### Given information

▬▬▬

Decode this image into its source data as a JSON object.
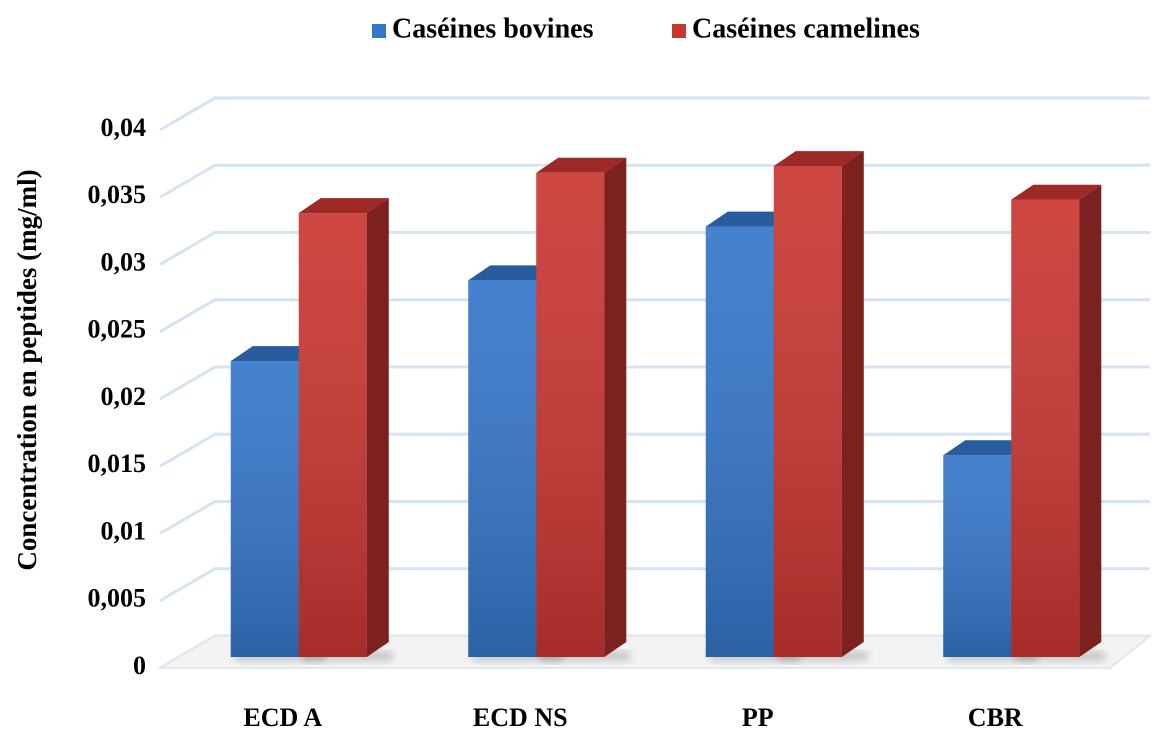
{
  "chart_data": {
    "type": "bar3d",
    "categories": [
      "ECD A",
      "ECD NS",
      "PP",
      "CBR"
    ],
    "series": [
      {
        "name": "Caséines bovines",
        "color": "#3576c9",
        "values": [
          0.022,
          0.028,
          0.032,
          0.015
        ]
      },
      {
        "name": "Caséines camelines",
        "color": "#c93632",
        "values": [
          0.033,
          0.036,
          0.0365,
          0.034
        ]
      }
    ],
    "y_label": "Concentration en peptides (mg/ml)",
    "ylim": [
      0,
      0.04
    ],
    "yticks": [
      0,
      {
        "value": 0.005,
        "label": "0,005"
      },
      {
        "value": 0.01,
        "label": "0,01"
      },
      {
        "value": 0.015,
        "label": "0,015"
      },
      {
        "value": 0.02,
        "label": "0,02"
      },
      {
        "value": 0.025,
        "label": "0,025"
      },
      {
        "value": 0.03,
        "label": "0,03"
      },
      {
        "value": 0.035,
        "label": "0,035"
      },
      {
        "value": 0.04,
        "label": "0,04"
      }
    ],
    "grid": true,
    "legend": "top"
  }
}
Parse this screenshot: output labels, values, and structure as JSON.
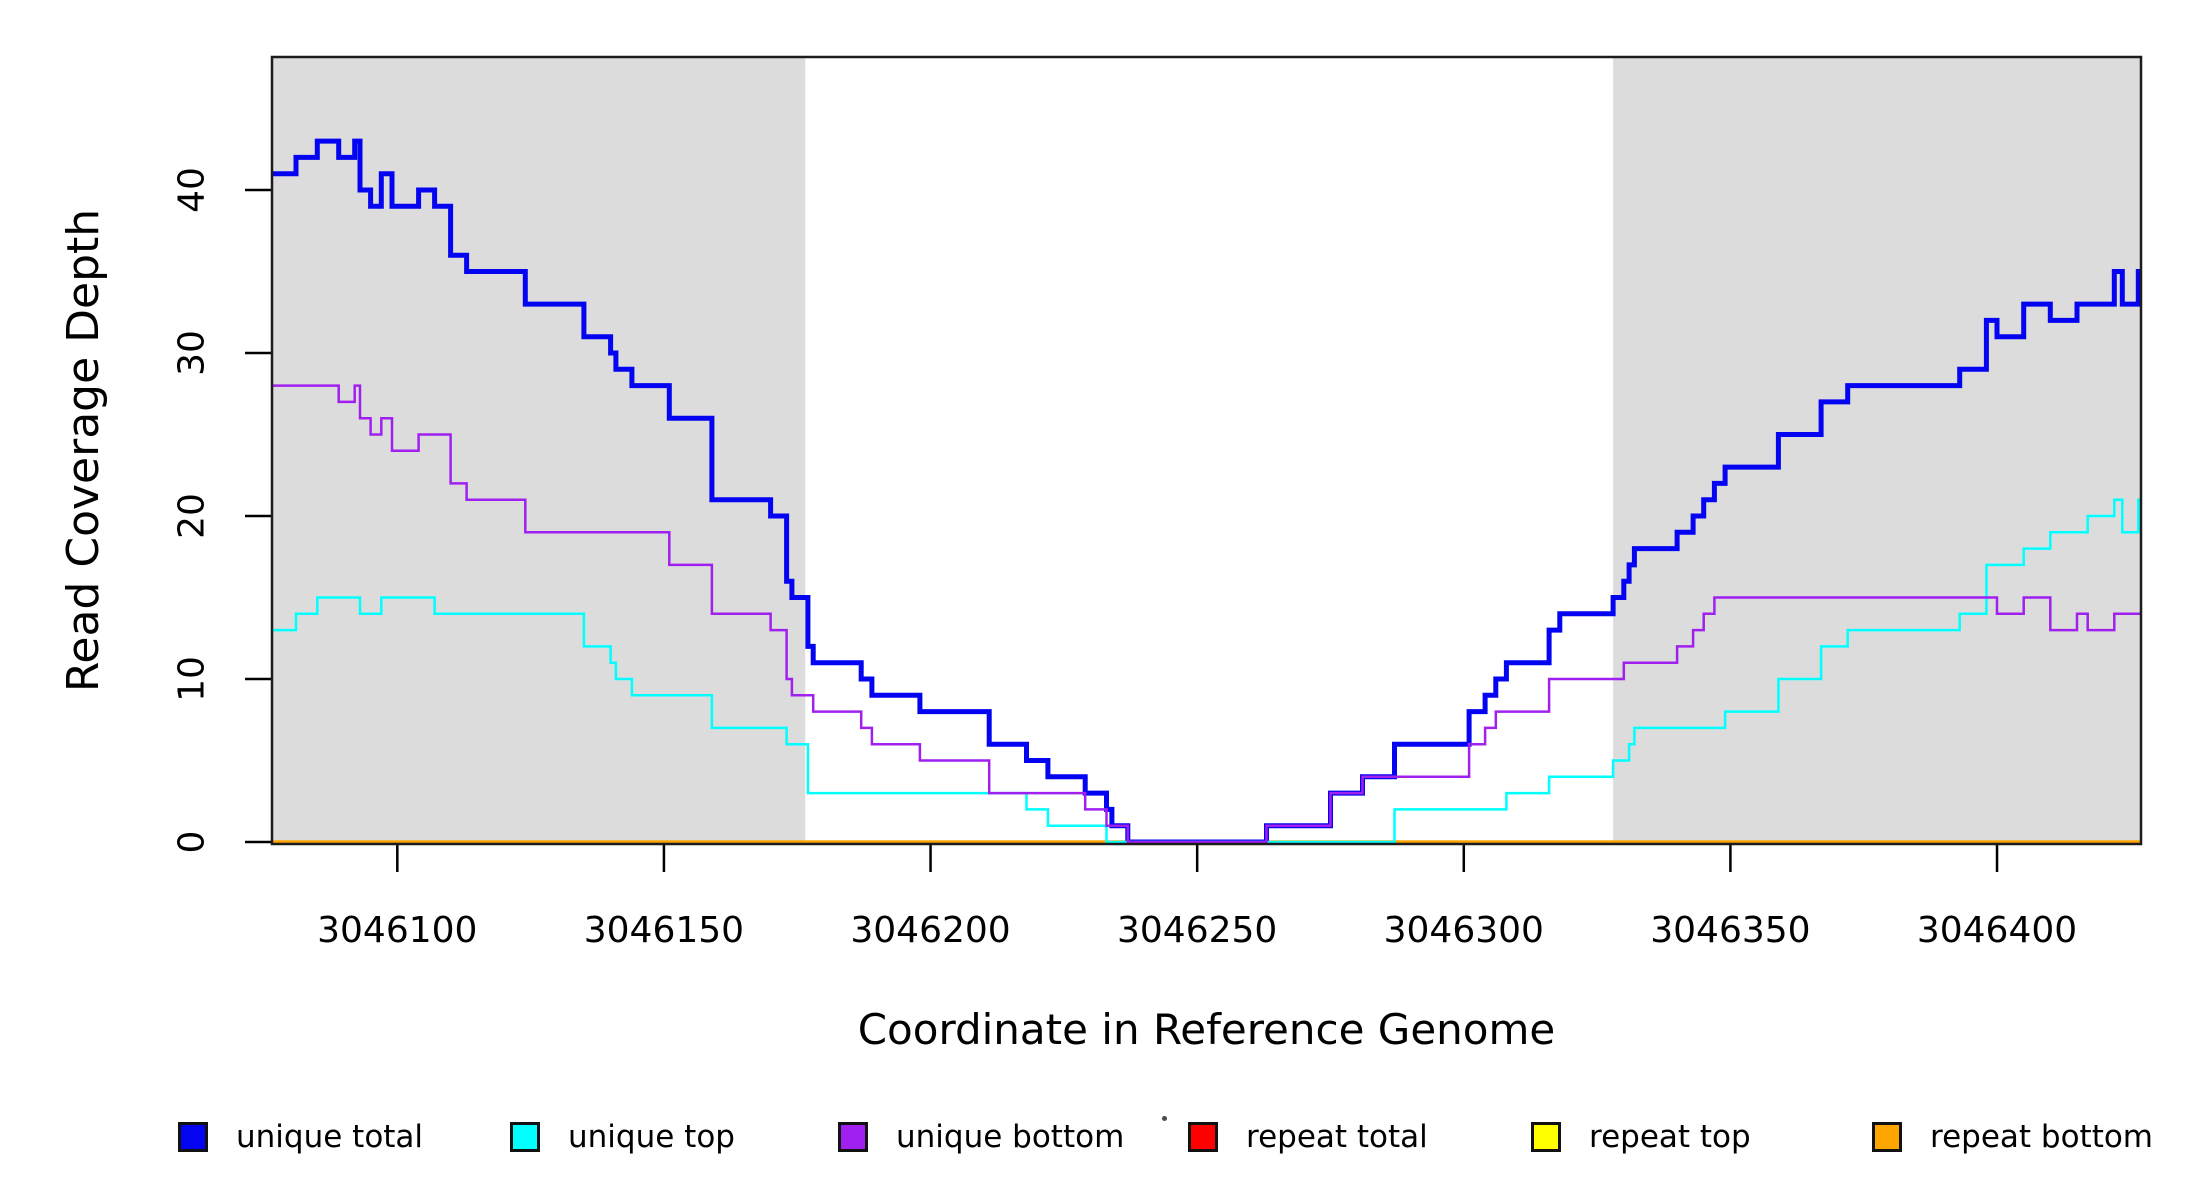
{
  "chart_data": {
    "type": "line",
    "step": true,
    "title": "",
    "xlabel": "Coordinate in Reference Genome",
    "ylabel": "Read Coverage Depth",
    "xlim": [
      3046076.5,
      3046427
    ],
    "ylim": [
      0,
      48
    ],
    "x_ticks": [
      3046100,
      3046150,
      3046200,
      3046250,
      3046300,
      3046350,
      3046400
    ],
    "y_ticks": [
      0,
      10,
      20,
      30,
      40
    ],
    "grid": false,
    "legend_position": "bottom",
    "plot_background": "#ffffff",
    "plot_border_color": "#1c1c1c",
    "tick_color": "#000000",
    "text_color": "#000000",
    "shaded_regions": [
      {
        "name": "left-shaded-region",
        "x0": 3046076.5,
        "x1": 3046176.5,
        "color": "#dcdcdc"
      },
      {
        "name": "right-shaded-region",
        "x0": 3046328,
        "x1": 3046427,
        "color": "#dcdcdc"
      }
    ],
    "draw_order": [
      3,
      4,
      5,
      0,
      1,
      2
    ],
    "series": [
      {
        "name": "unique total",
        "color": "#0404f2",
        "line_width": 5,
        "points": [
          [
            3046076.5,
            41
          ],
          [
            3046081,
            42
          ],
          [
            3046085,
            43
          ],
          [
            3046089,
            42
          ],
          [
            3046092,
            43
          ],
          [
            3046093,
            40
          ],
          [
            3046095,
            39
          ],
          [
            3046097,
            41
          ],
          [
            3046099,
            39
          ],
          [
            3046104,
            40
          ],
          [
            3046107,
            39
          ],
          [
            3046110,
            36
          ],
          [
            3046113,
            35
          ],
          [
            3046124,
            33
          ],
          [
            3046135,
            31
          ],
          [
            3046140,
            30
          ],
          [
            3046141,
            29
          ],
          [
            3046144,
            28
          ],
          [
            3046151,
            26
          ],
          [
            3046159,
            21
          ],
          [
            3046170,
            20
          ],
          [
            3046173,
            16
          ],
          [
            3046174,
            15
          ],
          [
            3046177,
            12
          ],
          [
            3046178,
            11
          ],
          [
            3046187,
            10
          ],
          [
            3046189,
            9
          ],
          [
            3046198,
            8
          ],
          [
            3046211,
            6
          ],
          [
            3046218,
            5
          ],
          [
            3046222,
            4
          ],
          [
            3046229,
            3
          ],
          [
            3046233,
            2
          ],
          [
            3046234,
            1
          ],
          [
            3046237,
            0
          ],
          [
            3046263,
            1
          ],
          [
            3046275,
            3
          ],
          [
            3046281,
            4
          ],
          [
            3046287,
            6
          ],
          [
            3046301,
            8
          ],
          [
            3046304,
            9
          ],
          [
            3046306,
            10
          ],
          [
            3046308,
            11
          ],
          [
            3046316,
            13
          ],
          [
            3046318,
            14
          ],
          [
            3046328,
            15
          ],
          [
            3046330,
            16
          ],
          [
            3046331,
            17
          ],
          [
            3046332,
            18
          ],
          [
            3046340,
            19
          ],
          [
            3046343,
            20
          ],
          [
            3046345,
            21
          ],
          [
            3046347,
            22
          ],
          [
            3046349,
            23
          ],
          [
            3046359,
            25
          ],
          [
            3046367,
            27
          ],
          [
            3046372,
            28
          ],
          [
            3046393,
            29
          ],
          [
            3046398,
            32
          ],
          [
            3046400,
            31
          ],
          [
            3046405,
            33
          ],
          [
            3046410,
            32
          ],
          [
            3046415,
            33
          ],
          [
            3046422,
            35
          ],
          [
            3046423.5,
            33
          ],
          [
            3046426.5,
            35
          ]
        ]
      },
      {
        "name": "unique top",
        "color": "#00ffff",
        "line_width": 2.5,
        "points": [
          [
            3046076.5,
            13
          ],
          [
            3046081,
            14
          ],
          [
            3046085,
            15
          ],
          [
            3046093,
            14
          ],
          [
            3046097,
            15
          ],
          [
            3046107,
            14
          ],
          [
            3046135,
            12
          ],
          [
            3046140,
            11
          ],
          [
            3046141,
            10
          ],
          [
            3046144,
            9
          ],
          [
            3046159,
            7
          ],
          [
            3046173,
            6
          ],
          [
            3046177,
            3
          ],
          [
            3046218,
            2
          ],
          [
            3046222,
            1
          ],
          [
            3046233,
            0
          ],
          [
            3046287,
            2
          ],
          [
            3046308,
            3
          ],
          [
            3046316,
            4
          ],
          [
            3046328,
            5
          ],
          [
            3046331,
            6
          ],
          [
            3046332,
            7
          ],
          [
            3046349,
            8
          ],
          [
            3046359,
            10
          ],
          [
            3046367,
            12
          ],
          [
            3046372,
            13
          ],
          [
            3046393,
            14
          ],
          [
            3046398,
            17
          ],
          [
            3046405,
            18
          ],
          [
            3046410,
            19
          ],
          [
            3046417,
            20
          ],
          [
            3046422,
            21
          ],
          [
            3046423.5,
            19
          ],
          [
            3046426.5,
            21
          ]
        ]
      },
      {
        "name": "unique bottom",
        "color": "#a020f0",
        "line_width": 2.5,
        "points": [
          [
            3046076.5,
            28
          ],
          [
            3046089,
            27
          ],
          [
            3046092,
            28
          ],
          [
            3046093,
            26
          ],
          [
            3046095,
            25
          ],
          [
            3046097,
            26
          ],
          [
            3046099,
            24
          ],
          [
            3046104,
            25
          ],
          [
            3046110,
            22
          ],
          [
            3046113,
            21
          ],
          [
            3046124,
            19
          ],
          [
            3046151,
            17
          ],
          [
            3046159,
            14
          ],
          [
            3046170,
            13
          ],
          [
            3046173,
            10
          ],
          [
            3046174,
            9
          ],
          [
            3046178,
            8
          ],
          [
            3046187,
            7
          ],
          [
            3046189,
            6
          ],
          [
            3046198,
            5
          ],
          [
            3046211,
            3
          ],
          [
            3046229,
            2
          ],
          [
            3046233,
            1
          ],
          [
            3046237,
            0
          ],
          [
            3046263,
            1
          ],
          [
            3046275,
            3
          ],
          [
            3046281,
            4
          ],
          [
            3046301,
            6
          ],
          [
            3046304,
            7
          ],
          [
            3046306,
            8
          ],
          [
            3046316,
            10
          ],
          [
            3046330,
            11
          ],
          [
            3046340,
            12
          ],
          [
            3046343,
            13
          ],
          [
            3046345,
            14
          ],
          [
            3046347,
            15
          ],
          [
            3046400,
            14
          ],
          [
            3046405,
            15
          ],
          [
            3046410,
            13
          ],
          [
            3046415,
            14
          ],
          [
            3046417,
            13
          ],
          [
            3046422,
            14
          ]
        ]
      },
      {
        "name": "repeat total",
        "color": "#ff0000",
        "line_width": 2.5,
        "points": [
          [
            3046076.5,
            0
          ]
        ]
      },
      {
        "name": "repeat top",
        "color": "#ffff00",
        "line_width": 2.5,
        "points": [
          [
            3046076.5,
            0
          ]
        ]
      },
      {
        "name": "repeat bottom",
        "color": "#ffa500",
        "line_width": 3.5,
        "points": [
          [
            3046076.5,
            0
          ]
        ]
      }
    ],
    "legend": [
      {
        "label": "unique total",
        "color": "#0404f2"
      },
      {
        "label": "unique top",
        "color": "#00ffff"
      },
      {
        "label": "unique bottom",
        "color": "#a020f0"
      },
      {
        "label": "repeat total",
        "color": "#ff0000"
      },
      {
        "label": "repeat top",
        "color": "#ffff00"
      },
      {
        "label": "repeat bottom",
        "color": "#ffa500"
      }
    ],
    "stray_mark": "·"
  }
}
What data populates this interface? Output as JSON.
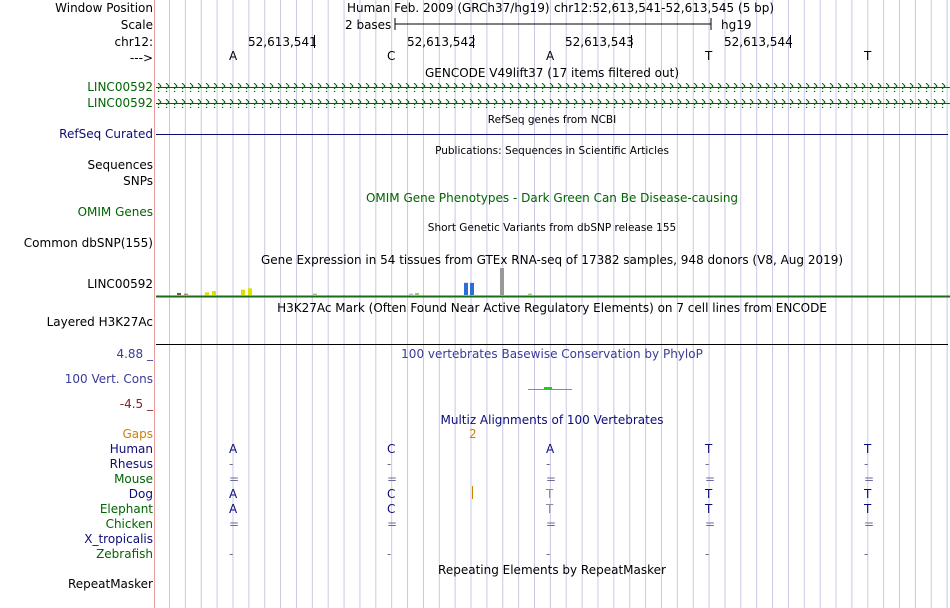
{
  "labels": {
    "window_position": "Window Position",
    "scale": "Scale",
    "chrom": "chr12:",
    "strand": "--->",
    "linc1": "LINC00592",
    "linc2": "LINC00592",
    "refseq": "RefSeq Curated",
    "sequences": "Sequences",
    "snps": "SNPs",
    "omim": "OMIM Genes",
    "common_dbsnp": "Common dbSNP(155)",
    "gtex_gene": "LINC00592",
    "h3k27ac": "Layered H3K27Ac",
    "cons_max": "4.88 _",
    "cons_label": "100 Vert. Cons",
    "cons_min": "-4.5 _",
    "gaps": "Gaps",
    "species": [
      "Human",
      "Rhesus",
      "Mouse",
      "Dog",
      "Elephant",
      "Chicken",
      "X_tropicalis",
      "Zebrafish"
    ],
    "repeatmasker": "RepeatMasker"
  },
  "header": {
    "assembly": "Human Feb. 2009 (GRCh37/hg19)",
    "position": "chr12:52,613,541-52,613,545 (5 bp)",
    "scale_text": "2 bases",
    "scale_db": "hg19",
    "coords": [
      "52,613,541",
      "52,613,542",
      "52,613,543",
      "52,613,544"
    ],
    "bases": [
      "A",
      "C",
      "A",
      "T",
      "T"
    ]
  },
  "tracks": {
    "gencode": "GENCODE V49lift37 (17 items filtered out)",
    "refseq": "RefSeq genes from NCBI",
    "publications": "Publications: Sequences in Scientific Articles",
    "omim": "OMIM Gene Phenotypes - Dark Green Can Be Disease-causing",
    "dbsnp": "Short Genetic Variants from dbSNP release 155",
    "gtex": "Gene Expression in 54 tissues from GTEx RNA-seq of 17382 samples, 948 donors (V8, Aug 2019)",
    "h3k27ac": "H3K27Ac Mark (Often Found Near Active Regulatory Elements) on 7 cell lines from ENCODE",
    "phylop": "100 vertebrates Basewise Conservation by PhyloP",
    "multiz": "Multiz Alignments of 100 Vertebrates",
    "gap_count": "2",
    "repeatmasker": "Repeating Elements by RepeatMasker"
  },
  "alignment": [
    [
      "A",
      "C",
      "A",
      "T",
      "T"
    ],
    [
      "-",
      "-",
      "-",
      "-",
      "-"
    ],
    [
      "=",
      "=",
      "=",
      "=",
      "="
    ],
    [
      "A",
      "C",
      "T",
      "T",
      "T"
    ],
    [
      "A",
      "C",
      "T",
      "T",
      "T"
    ],
    [
      "=",
      "=",
      "=",
      "=",
      "="
    ],
    [
      "",
      "",
      "",
      "",
      ""
    ],
    [
      "-",
      "-",
      "-",
      "-",
      "-"
    ]
  ],
  "gtex_values": [
    {
      "color": "#6b5a3a",
      "value": 1.5
    },
    {
      "color": "#c07a7a",
      "value": 1
    },
    {
      "color": "#e0e000",
      "value": 2
    },
    {
      "color": "#e0e000",
      "value": 3
    },
    {
      "color": "#e0e000",
      "value": 4
    },
    {
      "color": "#e0e000",
      "value": 5
    },
    {
      "color": "#99cc66",
      "value": 1
    },
    {
      "color": "#bbbbbb",
      "value": 1
    },
    {
      "color": "#99cc66",
      "value": 1.5
    },
    {
      "color": "#2b6fd6",
      "value": 9
    },
    {
      "color": "#2b6fd6",
      "value": 9
    },
    {
      "color": "#999999",
      "value": 20
    },
    {
      "color": "#99cc66",
      "value": 1
    }
  ],
  "colors": {
    "label_green": "#006400",
    "gencode_green": "#006400",
    "refseq_navy": "#0c0c78",
    "gaps_orange": "#d08000"
  }
}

▬▬▬

### The task
Identify how many lines in the entries above contain the word "OMIM" and provide only that figure.

### The completed task
2